→ SET PROBLEM: Return the count of lines with the string "或是一眼泉水吧" in them, and nothing else.

→ ENTRIES PROVIDED:

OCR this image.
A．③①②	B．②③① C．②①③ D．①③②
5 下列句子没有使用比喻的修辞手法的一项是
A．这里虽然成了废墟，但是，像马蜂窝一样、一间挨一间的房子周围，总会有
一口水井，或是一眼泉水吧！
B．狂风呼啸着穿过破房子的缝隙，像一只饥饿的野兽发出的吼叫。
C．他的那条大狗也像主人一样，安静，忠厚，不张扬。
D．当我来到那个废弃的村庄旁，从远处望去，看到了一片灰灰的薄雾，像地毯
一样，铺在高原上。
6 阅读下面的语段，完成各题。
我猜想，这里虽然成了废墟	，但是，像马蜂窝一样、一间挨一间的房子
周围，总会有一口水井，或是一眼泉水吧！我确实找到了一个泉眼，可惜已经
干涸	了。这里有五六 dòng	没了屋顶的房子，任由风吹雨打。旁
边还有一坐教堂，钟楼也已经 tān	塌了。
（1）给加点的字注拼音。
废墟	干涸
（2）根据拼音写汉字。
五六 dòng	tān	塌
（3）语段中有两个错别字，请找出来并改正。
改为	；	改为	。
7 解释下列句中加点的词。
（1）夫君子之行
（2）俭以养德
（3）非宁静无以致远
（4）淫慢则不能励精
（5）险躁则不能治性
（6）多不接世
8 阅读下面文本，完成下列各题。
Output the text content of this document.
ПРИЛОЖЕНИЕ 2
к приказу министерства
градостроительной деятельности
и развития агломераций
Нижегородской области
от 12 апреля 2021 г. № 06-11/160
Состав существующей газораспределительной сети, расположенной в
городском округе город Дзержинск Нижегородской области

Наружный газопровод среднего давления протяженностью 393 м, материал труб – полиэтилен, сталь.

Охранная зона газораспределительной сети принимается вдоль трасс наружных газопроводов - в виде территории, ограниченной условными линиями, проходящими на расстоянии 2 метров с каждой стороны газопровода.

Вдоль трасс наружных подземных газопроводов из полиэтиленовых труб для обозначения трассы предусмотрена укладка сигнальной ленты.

→ EXERCISE ANSWER: 2